Start SUPPLIED DATA

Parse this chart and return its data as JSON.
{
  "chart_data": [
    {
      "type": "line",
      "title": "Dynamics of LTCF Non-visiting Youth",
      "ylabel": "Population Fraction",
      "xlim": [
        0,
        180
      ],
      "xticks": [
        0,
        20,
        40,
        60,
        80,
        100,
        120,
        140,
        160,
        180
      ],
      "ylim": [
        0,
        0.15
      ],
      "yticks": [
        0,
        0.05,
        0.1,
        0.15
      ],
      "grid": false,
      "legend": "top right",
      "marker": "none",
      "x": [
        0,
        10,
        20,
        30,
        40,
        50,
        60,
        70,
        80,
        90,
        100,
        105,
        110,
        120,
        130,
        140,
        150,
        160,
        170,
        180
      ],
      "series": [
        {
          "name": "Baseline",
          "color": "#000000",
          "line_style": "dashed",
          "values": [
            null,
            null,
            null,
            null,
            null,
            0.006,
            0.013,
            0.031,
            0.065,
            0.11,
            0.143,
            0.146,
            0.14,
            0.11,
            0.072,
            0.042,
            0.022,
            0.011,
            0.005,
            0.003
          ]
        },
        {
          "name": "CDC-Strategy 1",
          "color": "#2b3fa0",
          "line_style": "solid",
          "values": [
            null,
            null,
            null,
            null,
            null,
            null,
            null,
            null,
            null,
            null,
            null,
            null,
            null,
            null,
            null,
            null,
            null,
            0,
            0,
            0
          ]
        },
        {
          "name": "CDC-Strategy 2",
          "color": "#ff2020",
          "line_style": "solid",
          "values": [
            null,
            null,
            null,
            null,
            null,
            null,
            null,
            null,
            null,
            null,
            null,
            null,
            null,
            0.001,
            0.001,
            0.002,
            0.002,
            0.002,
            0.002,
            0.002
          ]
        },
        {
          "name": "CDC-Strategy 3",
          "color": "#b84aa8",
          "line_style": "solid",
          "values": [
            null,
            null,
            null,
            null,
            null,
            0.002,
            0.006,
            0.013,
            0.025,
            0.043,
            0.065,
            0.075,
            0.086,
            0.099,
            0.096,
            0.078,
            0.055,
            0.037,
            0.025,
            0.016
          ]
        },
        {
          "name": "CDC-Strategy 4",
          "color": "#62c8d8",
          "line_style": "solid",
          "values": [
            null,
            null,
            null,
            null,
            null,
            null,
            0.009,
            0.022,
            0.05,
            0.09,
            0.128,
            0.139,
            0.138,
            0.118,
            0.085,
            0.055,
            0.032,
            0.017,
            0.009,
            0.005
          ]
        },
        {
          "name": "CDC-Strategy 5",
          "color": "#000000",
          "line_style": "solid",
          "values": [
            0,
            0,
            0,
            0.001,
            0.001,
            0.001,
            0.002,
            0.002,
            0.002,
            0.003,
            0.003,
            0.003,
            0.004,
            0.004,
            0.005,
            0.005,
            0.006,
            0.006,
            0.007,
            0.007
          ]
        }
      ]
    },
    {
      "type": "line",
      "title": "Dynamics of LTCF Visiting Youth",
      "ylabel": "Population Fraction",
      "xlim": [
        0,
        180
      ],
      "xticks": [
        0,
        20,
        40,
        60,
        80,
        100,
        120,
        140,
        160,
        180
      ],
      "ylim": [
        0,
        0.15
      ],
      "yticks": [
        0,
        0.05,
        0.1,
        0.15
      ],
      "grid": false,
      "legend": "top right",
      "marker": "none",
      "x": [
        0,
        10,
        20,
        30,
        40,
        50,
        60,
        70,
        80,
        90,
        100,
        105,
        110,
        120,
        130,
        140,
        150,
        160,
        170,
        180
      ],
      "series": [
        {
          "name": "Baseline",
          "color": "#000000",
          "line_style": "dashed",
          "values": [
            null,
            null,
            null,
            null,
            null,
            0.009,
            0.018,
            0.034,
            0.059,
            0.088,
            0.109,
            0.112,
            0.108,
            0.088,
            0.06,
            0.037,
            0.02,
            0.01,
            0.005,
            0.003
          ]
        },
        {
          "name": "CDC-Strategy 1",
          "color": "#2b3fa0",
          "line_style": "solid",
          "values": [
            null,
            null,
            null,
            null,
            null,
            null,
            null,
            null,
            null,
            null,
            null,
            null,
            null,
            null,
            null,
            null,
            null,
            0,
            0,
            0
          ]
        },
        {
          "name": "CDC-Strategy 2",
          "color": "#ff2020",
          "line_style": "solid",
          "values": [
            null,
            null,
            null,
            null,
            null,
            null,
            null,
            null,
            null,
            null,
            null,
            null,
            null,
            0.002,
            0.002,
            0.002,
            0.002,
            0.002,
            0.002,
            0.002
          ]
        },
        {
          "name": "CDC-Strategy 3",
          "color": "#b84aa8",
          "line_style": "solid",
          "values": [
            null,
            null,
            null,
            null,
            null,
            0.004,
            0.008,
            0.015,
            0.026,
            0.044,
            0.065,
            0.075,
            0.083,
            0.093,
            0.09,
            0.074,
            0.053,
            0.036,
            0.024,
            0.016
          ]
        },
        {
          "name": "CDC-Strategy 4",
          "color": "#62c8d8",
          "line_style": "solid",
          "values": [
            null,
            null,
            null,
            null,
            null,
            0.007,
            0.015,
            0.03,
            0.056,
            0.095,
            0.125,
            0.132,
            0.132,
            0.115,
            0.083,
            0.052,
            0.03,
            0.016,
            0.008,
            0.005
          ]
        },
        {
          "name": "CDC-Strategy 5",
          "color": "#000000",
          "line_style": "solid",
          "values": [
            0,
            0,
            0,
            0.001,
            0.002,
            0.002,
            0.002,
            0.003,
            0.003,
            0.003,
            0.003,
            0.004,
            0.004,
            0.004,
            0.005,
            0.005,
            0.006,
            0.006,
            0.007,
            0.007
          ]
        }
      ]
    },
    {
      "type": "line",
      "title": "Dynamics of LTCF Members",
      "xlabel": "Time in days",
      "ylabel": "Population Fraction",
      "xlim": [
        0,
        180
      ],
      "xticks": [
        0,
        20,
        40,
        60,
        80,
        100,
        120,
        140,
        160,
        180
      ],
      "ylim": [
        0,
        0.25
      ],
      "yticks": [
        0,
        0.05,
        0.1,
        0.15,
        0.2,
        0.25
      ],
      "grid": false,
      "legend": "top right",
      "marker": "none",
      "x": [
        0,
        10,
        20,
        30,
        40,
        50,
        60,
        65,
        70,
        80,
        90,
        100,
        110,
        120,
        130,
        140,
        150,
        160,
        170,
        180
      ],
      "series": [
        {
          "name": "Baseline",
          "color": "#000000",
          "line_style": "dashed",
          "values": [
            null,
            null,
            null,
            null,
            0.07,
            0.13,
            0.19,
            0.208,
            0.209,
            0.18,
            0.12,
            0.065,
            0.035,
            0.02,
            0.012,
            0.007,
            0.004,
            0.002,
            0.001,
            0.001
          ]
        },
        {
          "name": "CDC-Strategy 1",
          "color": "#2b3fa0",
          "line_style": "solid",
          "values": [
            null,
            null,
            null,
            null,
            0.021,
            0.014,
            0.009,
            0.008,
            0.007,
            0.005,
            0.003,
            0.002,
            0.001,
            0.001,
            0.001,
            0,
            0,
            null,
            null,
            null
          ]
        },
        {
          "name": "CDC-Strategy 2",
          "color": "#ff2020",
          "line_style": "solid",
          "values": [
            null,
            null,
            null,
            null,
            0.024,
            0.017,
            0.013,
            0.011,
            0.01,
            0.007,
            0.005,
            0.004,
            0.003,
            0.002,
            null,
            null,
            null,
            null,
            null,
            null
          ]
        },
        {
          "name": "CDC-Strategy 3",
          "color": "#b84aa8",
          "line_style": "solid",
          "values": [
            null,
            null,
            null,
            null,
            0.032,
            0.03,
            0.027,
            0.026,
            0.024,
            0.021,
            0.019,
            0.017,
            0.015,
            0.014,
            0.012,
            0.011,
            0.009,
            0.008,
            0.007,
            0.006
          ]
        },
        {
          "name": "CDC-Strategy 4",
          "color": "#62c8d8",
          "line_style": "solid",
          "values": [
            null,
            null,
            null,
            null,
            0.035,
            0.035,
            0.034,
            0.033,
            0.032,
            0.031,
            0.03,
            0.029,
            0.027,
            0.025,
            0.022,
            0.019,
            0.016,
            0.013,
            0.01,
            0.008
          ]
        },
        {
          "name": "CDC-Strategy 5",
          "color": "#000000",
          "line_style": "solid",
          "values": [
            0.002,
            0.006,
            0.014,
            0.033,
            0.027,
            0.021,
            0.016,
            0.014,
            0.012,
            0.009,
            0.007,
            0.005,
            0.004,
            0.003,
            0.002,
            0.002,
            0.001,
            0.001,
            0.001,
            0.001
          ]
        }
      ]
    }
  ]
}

End SUPPLIED DATA
Start SUPPLIED DATA

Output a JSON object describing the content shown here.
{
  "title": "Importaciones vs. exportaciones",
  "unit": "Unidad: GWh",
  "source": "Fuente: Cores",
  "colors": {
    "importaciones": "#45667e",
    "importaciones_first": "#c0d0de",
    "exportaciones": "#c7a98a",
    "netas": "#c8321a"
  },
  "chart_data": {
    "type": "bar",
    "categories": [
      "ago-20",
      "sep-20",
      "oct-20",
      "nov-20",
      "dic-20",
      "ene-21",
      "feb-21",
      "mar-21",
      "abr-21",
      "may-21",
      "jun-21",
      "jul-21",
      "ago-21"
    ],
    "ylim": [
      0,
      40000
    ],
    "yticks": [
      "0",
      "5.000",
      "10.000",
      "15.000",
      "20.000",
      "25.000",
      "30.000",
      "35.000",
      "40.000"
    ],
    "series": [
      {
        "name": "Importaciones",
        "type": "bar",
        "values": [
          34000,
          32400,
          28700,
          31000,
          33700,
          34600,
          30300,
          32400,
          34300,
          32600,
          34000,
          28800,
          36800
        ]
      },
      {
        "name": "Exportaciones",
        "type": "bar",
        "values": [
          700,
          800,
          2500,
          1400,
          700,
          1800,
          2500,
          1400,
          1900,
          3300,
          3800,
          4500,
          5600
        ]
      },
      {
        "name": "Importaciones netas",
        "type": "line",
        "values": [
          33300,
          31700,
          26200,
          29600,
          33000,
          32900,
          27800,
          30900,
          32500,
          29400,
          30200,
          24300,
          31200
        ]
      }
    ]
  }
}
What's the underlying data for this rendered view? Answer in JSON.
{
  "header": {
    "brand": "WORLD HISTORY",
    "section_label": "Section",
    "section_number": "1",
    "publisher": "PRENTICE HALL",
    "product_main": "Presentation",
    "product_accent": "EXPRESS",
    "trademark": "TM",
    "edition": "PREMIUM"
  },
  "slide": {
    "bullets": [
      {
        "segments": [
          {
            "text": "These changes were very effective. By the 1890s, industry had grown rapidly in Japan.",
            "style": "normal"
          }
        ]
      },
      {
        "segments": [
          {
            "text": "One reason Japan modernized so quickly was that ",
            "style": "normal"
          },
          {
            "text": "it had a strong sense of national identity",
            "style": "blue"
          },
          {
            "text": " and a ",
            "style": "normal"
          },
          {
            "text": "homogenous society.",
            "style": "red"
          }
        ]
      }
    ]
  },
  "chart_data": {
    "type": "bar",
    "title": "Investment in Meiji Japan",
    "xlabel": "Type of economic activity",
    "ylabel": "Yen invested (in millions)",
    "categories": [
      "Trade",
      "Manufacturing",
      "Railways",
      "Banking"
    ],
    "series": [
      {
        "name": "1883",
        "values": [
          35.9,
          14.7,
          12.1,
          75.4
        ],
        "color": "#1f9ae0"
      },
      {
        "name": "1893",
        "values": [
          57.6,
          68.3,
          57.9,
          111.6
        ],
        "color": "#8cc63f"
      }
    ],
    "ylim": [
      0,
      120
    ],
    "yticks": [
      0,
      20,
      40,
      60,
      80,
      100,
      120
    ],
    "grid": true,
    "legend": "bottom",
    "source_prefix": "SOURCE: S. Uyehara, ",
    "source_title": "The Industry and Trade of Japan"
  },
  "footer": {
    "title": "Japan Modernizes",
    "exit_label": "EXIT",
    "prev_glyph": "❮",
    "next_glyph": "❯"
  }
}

End SUPPLIED DATA

• REQUIREMENTS:
Say how many lines above contain the string "this". Answer with the number only.

• ANSWER TO THE EXERCISE:
2